LIST OF TASKS ▸
1. In the utopYAcon blog post, what does the writer say PTSD stands for?
2. Transcribe the part of the utopYAcon blog post that opens with the words containing "As an attendee" and closes with "part of me.".

PTSD generally has a negative connotation. Not ’round these parts. For me it’s Post Transcendent Squee Disorder, a condition that rears it’s ugly head the moment you realize the next utopYAcon is a WHOLE FREAKIN YEAR AWAY! An ailment afflicting con attendees who fell victim to the magic that IS utopYAcon.

Last year, the virgin voyage of utopYAcon, was my first wee con and you can read my uber mushy PTSD blog post here. And when I say I cried, I totally did. Almost the ugly kind. But that’s what happens after utopYAcon! After two and a half days of complete immersion into a world of squishy community awesomeness, you sort of get addicted. Then the weekend passes and you come down off the utopYA high. You’re back to the real world, back to the writing task, the endless books, the same computer screen that mocks you with its blinking cursor. That’s where the PTSD kicks in.

As an attendee last year, I felt all the magic. It saturated the air much like Tennessee humidity. The whole ‘help you rise as I climb’ mentality soaks into every pore, urging you to be a part of that enigmatic world of the writing community. The thing is, it only feels enigmatic at OTHER cons. Not at utopYA. The community is very tangible, welcoming even, and will quite frankly snatch you by the lanyard if you linger too long in the corner. I felt it. I was part of it. It was part of me.

Then a couple months later, something amazing happened.

After one of our KidLit critique meets, Janet Wallace (aka: mama of the amazeballs utopYA) asked if I wanted to stay for a utopYAcon meeting. Of course I stayed. Pah-leeeze! Suddenly, I was a part of this amazing con and had the privilege to see how it all came together. Only 2013 was on track to be GINORMOUS compared to 2012. Lots of planning splattered the menu and, after a few shorts months, I became part of an amazing team.

Then something even more amazing happened.

The weekend of June 28th, 2013, as part of the utopYAcon staff, I got to see the magic happen for 320-something other people. Facebook friends united, Twitter stalkers united, bloggers, readers, writers, and authors united. They all came together, again, to embrace each other and their individual journeys. New friendships formed, old ones grew stronger, and despite the stickiness that is Tennessee, hugs and squee-ing filled the air.

Not only that, but I got to experience the magic…again. Seeing some of the utopYAcon alumni rocked my socks in a HUGE way. Chelsea Fine and Carol and Adam Kunz remembered me and had hugs to spare. M.R. Polish came stocked with an exhibitor table filled with her now published books. CJ Redwine sat on several panels and wowed with her humor and knowledge (I bow to thee). Even Myra McEntire hugged me, HUGGED I say, before hopping onto the panel pony. Jennifer L. Armentrout came as keynote speaker and totally knew me from Twitter! I got to sit next to her at dinner and get some serious fangirl on. Not the psycho-crazed fangirl kind, but the I-heart-you-and-I-suddenly-don’t-know-how-to-speak-properly kind. Others thought it was cute. Me? Sort of mortified.

DATASET CONTENT ▸
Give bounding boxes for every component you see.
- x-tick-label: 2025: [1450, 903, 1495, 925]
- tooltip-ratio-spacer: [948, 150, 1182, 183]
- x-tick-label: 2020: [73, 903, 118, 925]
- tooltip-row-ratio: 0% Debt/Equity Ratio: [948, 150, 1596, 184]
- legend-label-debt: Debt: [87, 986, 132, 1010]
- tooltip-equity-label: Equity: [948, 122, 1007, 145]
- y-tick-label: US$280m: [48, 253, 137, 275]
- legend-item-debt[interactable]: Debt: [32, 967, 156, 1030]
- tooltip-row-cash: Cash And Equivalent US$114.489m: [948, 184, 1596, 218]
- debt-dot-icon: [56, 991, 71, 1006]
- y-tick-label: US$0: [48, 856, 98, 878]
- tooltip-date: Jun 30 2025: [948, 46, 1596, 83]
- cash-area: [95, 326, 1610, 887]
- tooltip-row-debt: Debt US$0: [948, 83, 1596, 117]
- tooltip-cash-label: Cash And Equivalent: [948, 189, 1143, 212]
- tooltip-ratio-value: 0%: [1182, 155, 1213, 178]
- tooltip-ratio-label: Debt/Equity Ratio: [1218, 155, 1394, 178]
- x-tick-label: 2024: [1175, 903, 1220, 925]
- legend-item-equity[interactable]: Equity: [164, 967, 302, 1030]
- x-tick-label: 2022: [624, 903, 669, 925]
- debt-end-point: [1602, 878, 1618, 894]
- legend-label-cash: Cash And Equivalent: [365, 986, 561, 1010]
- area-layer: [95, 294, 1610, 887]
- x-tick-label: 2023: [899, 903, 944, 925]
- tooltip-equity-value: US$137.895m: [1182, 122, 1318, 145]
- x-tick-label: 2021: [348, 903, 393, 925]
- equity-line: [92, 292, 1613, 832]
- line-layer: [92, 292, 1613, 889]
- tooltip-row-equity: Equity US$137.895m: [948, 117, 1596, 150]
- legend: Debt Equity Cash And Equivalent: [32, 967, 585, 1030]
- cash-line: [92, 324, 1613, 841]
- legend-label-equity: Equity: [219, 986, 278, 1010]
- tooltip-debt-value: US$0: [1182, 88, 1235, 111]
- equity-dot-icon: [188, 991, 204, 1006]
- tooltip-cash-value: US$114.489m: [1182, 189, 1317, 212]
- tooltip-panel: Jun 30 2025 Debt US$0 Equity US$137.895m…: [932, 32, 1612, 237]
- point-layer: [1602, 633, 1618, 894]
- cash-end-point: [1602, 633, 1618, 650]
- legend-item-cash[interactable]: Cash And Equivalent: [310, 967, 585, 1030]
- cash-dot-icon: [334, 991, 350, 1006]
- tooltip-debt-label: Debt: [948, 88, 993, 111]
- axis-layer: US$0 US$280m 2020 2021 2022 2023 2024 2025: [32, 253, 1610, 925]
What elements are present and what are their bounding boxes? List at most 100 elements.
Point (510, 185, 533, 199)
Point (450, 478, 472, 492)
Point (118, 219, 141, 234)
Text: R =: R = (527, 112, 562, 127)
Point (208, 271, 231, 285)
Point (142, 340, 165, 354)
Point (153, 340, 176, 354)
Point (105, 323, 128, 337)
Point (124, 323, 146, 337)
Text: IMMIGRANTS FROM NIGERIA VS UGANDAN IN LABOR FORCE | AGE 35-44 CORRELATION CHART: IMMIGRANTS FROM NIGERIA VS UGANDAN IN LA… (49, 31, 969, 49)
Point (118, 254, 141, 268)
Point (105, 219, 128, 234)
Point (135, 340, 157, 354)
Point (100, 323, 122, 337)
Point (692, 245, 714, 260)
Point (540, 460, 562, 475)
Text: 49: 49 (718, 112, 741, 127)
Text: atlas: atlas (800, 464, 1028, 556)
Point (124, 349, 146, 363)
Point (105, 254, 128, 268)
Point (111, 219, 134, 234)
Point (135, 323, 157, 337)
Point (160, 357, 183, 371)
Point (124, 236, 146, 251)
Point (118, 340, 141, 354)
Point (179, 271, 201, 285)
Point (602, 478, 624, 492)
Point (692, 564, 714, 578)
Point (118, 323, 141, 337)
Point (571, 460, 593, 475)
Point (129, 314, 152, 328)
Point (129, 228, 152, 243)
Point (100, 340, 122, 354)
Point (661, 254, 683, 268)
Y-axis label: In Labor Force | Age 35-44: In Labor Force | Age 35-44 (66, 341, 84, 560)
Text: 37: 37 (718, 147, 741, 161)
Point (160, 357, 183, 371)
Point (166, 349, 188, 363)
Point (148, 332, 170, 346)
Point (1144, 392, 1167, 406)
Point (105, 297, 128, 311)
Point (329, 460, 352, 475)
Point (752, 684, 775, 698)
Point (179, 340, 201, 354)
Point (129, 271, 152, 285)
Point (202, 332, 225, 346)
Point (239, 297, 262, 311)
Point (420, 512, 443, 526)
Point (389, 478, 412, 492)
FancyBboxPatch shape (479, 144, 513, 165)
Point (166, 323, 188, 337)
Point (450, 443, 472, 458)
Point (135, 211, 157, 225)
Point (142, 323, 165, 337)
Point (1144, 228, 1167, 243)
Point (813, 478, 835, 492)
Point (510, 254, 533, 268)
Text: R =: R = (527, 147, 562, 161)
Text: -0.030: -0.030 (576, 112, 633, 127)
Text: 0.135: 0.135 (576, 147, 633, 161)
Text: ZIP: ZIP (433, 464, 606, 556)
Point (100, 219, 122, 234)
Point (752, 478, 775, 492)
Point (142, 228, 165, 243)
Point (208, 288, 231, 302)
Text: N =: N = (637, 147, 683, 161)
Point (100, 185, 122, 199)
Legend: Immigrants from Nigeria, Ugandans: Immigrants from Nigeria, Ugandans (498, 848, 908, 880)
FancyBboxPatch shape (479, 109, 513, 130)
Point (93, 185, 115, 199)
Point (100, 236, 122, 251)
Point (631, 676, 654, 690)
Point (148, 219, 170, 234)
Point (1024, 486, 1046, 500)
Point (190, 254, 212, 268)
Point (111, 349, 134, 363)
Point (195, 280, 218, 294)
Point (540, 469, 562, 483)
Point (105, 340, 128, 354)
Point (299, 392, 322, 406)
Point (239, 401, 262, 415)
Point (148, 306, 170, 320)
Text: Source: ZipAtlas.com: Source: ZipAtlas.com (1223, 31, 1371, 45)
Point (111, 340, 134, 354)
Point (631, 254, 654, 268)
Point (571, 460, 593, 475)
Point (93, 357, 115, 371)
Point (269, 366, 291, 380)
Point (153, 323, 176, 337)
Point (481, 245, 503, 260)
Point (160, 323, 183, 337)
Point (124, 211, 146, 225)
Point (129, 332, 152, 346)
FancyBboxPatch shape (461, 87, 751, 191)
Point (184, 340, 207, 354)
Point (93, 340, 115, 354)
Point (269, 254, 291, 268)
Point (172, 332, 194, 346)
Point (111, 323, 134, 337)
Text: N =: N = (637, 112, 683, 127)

COMPLETE ANSWERS ▸
1. Post Transcendent Squee Disorder

2.
As an attendee last year, I felt all the magic. It saturated the air much like Tennessee humidity. The whole ‘help you rise as I climb’ mentality soaks into every pore, urging you to be a part of that enigmatic world of the writing community. The thing is, it only feels enigmatic at OTHER cons. Not at utopYA. The community is very tangible, welcoming even, and will quite frankly snatch you by the lanyard if you linger too long in the corner. I felt it. I was part of it. It was part of me.